### Exercise directions
Report only the number of lines that hold the word "subtitle".

[Records]
[start]

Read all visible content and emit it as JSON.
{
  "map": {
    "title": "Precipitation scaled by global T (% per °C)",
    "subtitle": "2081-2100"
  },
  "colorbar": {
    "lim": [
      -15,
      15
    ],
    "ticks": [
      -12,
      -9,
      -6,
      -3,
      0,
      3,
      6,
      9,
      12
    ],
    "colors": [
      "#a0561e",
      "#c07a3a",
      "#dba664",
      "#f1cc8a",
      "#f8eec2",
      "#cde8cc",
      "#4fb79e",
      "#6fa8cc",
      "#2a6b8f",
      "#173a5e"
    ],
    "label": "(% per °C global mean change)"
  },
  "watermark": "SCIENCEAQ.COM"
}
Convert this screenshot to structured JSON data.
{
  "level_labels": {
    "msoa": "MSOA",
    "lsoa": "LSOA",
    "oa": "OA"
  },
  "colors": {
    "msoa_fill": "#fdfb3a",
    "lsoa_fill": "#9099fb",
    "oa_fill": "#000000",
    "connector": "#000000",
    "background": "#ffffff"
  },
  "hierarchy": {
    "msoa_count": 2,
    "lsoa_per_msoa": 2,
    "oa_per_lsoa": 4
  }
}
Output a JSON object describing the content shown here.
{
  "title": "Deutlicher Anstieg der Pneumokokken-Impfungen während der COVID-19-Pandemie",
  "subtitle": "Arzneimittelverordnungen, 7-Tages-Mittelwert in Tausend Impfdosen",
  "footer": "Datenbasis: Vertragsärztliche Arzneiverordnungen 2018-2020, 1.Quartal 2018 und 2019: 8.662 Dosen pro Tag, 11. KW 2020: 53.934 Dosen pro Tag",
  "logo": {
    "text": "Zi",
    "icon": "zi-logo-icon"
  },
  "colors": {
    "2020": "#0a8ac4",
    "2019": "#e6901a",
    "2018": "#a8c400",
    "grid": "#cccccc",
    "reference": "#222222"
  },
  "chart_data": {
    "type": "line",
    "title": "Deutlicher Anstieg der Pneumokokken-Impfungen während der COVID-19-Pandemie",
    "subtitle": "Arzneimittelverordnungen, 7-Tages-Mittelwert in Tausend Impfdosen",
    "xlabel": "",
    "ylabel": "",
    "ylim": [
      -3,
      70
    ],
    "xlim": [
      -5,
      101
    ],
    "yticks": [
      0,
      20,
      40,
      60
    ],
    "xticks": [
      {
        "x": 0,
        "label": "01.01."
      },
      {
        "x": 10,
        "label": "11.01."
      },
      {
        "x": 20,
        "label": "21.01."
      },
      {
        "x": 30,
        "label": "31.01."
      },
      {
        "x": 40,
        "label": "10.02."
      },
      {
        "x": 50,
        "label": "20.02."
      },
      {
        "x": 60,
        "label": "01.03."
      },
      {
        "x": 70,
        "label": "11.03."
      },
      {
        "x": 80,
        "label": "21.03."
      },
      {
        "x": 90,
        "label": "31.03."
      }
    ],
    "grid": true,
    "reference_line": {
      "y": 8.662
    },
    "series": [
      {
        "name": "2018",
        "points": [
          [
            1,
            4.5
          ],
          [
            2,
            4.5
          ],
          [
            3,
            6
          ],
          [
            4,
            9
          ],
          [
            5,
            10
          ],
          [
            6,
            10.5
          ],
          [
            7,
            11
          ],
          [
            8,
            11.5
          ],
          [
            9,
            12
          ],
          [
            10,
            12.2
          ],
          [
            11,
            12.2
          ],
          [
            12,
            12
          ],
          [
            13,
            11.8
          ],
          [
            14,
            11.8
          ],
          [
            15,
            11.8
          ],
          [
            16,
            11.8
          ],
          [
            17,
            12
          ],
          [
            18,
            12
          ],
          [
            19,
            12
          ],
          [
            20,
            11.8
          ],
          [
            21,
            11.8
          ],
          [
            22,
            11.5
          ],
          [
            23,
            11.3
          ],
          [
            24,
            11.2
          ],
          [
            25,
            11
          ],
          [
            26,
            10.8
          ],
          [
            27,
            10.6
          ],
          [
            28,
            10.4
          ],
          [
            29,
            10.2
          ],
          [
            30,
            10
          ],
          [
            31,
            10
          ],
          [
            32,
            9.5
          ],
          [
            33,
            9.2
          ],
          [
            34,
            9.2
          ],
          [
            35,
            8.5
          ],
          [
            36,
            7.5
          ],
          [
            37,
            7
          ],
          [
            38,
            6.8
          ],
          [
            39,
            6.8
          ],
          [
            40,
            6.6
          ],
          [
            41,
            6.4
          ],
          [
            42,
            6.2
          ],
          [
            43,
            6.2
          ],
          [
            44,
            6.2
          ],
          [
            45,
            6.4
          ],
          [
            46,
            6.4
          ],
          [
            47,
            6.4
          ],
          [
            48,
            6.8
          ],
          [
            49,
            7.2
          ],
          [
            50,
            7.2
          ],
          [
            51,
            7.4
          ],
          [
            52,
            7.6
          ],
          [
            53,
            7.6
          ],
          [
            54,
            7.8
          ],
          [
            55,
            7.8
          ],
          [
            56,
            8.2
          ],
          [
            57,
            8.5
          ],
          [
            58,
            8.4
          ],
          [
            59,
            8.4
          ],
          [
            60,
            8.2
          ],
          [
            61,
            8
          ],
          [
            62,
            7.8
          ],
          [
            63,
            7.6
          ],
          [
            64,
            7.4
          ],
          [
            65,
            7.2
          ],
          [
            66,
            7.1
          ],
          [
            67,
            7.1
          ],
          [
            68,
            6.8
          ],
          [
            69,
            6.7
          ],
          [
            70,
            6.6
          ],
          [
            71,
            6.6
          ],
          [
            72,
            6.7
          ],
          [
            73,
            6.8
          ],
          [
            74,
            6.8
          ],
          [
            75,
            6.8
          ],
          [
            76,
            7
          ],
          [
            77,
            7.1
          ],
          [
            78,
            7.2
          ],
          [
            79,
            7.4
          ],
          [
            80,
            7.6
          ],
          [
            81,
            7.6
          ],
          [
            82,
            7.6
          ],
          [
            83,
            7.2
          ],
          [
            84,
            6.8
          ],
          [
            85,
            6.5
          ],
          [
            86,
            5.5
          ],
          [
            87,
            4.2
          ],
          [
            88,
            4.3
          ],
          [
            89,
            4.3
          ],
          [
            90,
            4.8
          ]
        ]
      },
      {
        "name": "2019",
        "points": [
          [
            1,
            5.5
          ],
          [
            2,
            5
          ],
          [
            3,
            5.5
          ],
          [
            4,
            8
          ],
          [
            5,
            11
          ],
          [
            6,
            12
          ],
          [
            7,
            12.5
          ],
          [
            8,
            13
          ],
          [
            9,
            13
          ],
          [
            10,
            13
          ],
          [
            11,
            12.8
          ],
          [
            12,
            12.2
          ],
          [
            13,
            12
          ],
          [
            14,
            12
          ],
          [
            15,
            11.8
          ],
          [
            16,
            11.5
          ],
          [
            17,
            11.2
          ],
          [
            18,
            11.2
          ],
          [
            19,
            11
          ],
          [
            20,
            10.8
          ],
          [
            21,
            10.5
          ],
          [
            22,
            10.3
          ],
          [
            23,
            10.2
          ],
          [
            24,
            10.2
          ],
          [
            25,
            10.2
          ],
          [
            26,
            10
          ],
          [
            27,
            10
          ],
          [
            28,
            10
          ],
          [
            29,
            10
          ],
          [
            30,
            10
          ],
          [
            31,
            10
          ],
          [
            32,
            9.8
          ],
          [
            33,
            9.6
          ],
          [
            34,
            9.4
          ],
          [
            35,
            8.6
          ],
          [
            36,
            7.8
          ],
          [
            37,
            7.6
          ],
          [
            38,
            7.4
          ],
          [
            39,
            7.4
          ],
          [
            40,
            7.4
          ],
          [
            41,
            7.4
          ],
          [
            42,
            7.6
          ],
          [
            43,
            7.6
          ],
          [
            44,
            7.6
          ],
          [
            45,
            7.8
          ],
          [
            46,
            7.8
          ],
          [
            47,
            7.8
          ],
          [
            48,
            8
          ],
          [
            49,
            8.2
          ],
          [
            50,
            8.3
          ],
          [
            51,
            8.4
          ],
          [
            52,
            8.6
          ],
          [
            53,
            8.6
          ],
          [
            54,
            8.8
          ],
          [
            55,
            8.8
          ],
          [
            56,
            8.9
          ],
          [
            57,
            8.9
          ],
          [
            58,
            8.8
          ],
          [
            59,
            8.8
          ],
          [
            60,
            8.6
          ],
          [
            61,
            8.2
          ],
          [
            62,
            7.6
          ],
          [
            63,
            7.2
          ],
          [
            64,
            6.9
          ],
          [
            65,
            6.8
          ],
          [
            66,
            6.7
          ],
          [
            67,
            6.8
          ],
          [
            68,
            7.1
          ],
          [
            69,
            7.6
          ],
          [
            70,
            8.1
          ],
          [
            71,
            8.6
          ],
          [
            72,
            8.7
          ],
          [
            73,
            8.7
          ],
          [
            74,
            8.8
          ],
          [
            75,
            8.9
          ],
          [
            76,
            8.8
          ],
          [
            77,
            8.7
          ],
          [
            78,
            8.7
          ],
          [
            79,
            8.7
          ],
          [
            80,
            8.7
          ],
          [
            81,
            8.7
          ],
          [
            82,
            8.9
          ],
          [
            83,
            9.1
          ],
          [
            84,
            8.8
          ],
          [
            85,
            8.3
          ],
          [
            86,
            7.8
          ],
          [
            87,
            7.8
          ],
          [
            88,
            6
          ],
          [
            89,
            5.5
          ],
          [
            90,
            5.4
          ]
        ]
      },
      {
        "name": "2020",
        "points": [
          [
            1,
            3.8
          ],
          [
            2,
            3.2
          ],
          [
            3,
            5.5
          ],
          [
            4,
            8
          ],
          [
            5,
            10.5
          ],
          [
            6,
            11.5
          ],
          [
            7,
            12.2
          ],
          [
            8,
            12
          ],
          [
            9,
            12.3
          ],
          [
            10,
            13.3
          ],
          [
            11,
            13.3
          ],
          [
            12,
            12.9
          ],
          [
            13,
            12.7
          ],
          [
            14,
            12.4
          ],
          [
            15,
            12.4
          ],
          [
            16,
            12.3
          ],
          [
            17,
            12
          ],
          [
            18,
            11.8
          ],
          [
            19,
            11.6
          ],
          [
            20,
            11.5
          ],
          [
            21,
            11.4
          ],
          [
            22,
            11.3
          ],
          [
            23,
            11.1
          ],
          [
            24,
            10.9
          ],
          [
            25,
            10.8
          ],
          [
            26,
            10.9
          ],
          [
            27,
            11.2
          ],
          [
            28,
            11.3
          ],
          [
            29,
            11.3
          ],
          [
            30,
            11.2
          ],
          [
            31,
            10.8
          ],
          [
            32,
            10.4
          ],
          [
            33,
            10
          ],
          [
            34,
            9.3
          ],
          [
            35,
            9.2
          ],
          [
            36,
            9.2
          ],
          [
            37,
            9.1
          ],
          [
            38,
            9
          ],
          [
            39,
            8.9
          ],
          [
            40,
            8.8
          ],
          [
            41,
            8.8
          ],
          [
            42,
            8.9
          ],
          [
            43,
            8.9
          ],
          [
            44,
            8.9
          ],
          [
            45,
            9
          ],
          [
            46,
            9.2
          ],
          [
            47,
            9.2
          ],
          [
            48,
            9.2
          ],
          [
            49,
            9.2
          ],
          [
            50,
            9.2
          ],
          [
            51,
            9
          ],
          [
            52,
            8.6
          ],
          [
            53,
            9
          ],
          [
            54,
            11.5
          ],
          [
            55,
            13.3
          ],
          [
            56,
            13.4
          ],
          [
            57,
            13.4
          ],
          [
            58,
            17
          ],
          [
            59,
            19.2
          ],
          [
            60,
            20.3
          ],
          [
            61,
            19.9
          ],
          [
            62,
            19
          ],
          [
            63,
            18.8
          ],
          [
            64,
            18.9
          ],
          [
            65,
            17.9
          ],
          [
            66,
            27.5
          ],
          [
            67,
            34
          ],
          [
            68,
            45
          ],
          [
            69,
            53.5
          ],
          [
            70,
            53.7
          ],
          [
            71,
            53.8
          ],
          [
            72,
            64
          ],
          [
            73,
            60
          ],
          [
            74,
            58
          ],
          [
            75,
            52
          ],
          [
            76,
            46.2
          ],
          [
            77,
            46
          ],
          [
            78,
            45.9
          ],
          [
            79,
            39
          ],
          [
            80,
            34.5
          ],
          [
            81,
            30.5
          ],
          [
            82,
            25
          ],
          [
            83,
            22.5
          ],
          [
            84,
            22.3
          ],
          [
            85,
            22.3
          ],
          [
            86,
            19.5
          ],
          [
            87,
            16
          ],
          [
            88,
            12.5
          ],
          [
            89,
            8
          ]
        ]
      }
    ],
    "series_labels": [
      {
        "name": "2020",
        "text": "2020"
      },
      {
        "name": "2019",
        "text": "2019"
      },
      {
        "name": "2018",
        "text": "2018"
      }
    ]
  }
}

[end]

### Output of the task
3